## START Entries supplied

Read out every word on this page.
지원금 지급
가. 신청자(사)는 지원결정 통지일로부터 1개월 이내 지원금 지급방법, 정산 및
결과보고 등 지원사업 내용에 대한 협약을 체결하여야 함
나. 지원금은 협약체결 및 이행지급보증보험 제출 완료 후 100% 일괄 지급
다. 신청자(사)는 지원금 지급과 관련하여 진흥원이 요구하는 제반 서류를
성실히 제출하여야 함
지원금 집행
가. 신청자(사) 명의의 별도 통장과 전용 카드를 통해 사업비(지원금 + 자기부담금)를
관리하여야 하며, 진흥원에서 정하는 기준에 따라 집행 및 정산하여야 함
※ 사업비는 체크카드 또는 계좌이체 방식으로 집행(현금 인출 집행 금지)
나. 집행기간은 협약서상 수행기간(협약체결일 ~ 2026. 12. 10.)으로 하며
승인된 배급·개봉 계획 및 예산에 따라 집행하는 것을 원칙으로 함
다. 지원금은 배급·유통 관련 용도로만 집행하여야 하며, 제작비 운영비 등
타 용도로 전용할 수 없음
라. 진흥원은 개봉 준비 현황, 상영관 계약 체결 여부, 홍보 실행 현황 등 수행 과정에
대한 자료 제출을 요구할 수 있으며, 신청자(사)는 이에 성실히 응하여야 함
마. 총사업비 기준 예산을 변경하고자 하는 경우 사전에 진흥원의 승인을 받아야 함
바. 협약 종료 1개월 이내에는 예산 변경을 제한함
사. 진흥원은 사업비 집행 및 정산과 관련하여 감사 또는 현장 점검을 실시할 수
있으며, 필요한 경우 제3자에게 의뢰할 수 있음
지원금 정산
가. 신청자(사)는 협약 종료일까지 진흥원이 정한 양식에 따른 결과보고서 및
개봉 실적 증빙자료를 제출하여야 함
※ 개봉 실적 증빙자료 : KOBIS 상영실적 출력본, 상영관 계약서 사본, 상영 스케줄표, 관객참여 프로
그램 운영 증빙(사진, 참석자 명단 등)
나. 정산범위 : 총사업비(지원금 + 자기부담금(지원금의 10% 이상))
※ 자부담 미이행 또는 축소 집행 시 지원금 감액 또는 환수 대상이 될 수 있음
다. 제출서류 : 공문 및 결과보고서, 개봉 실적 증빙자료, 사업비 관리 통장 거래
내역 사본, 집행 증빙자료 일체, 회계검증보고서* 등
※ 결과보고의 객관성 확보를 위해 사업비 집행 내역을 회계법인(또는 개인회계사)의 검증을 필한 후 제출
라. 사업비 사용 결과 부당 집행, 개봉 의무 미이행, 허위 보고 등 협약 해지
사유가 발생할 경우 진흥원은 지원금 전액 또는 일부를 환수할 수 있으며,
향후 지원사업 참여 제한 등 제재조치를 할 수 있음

## END Entries supplied

> _Description of the task_
From the listing above, return each line with the word "결과보고서".

> _Response to this task_
가. 신청자(사)는 협약 종료일까지 진흥원이 정한 양식에 따른 결과보고서 및
다. 제출서류 : 공문 및 결과보고서, 개봉 실적 증빙자료, 사업비 관리 통장 거래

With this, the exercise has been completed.